--- START SUPPLIED RECORDS ---

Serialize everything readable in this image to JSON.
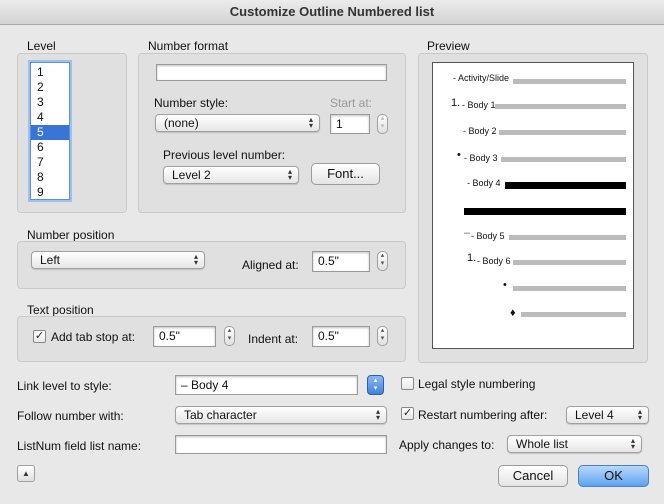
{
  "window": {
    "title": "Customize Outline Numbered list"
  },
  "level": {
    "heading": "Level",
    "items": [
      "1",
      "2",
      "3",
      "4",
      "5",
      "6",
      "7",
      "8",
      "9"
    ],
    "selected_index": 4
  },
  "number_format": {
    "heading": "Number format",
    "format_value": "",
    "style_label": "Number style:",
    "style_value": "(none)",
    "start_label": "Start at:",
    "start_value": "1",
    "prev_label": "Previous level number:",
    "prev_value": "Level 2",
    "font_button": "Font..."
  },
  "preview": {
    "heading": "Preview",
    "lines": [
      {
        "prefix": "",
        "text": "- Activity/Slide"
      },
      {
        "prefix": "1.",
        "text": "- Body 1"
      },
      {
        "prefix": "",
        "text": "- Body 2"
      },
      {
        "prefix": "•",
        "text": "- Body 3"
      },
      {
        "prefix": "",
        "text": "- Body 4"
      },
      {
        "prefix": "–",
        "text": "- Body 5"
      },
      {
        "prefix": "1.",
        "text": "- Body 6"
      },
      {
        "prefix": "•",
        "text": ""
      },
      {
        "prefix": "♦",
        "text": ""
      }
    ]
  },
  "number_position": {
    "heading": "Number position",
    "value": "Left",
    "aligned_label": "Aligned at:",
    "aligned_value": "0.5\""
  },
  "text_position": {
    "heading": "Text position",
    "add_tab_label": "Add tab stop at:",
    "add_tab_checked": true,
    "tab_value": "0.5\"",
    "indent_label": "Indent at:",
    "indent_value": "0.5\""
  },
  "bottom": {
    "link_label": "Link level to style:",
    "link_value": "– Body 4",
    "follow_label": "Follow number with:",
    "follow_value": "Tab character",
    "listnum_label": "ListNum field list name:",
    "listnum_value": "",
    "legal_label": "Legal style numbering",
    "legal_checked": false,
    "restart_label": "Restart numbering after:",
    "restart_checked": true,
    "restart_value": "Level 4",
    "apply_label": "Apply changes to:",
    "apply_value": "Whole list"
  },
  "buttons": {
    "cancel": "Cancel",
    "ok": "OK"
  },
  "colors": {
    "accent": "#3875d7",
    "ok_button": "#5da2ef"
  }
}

--- END SUPPLIED RECORDS ---
--- START SUPPLIED RECORDS ---

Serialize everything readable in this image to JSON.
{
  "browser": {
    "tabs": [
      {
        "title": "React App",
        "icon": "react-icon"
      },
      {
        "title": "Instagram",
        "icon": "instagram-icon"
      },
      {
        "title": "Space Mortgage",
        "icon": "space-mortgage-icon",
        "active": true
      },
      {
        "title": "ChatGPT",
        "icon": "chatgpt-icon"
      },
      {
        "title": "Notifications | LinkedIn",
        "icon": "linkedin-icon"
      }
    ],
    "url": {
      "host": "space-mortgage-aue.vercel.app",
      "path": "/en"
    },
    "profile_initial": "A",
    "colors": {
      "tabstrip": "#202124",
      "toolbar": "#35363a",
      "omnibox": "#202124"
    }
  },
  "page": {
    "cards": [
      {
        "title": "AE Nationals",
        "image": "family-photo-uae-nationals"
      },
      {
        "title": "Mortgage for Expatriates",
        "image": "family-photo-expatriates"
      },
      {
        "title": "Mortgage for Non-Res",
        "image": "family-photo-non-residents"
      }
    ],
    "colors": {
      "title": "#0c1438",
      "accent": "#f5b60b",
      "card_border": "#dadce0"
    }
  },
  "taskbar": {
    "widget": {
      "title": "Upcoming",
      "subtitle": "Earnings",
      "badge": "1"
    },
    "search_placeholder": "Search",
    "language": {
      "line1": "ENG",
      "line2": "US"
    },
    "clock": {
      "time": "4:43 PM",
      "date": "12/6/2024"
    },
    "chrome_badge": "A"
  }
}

--- END SUPPLIED RECORDS ---

WHAT IS BEING ASKED ->
Identify the lines of the entries containing the string "family". Copy each such line.

THE RESULT ->
        "image": "family-photo-uae-nationals"
        "image": "family-photo-expatriates"
        "image": "family-photo-non-residents"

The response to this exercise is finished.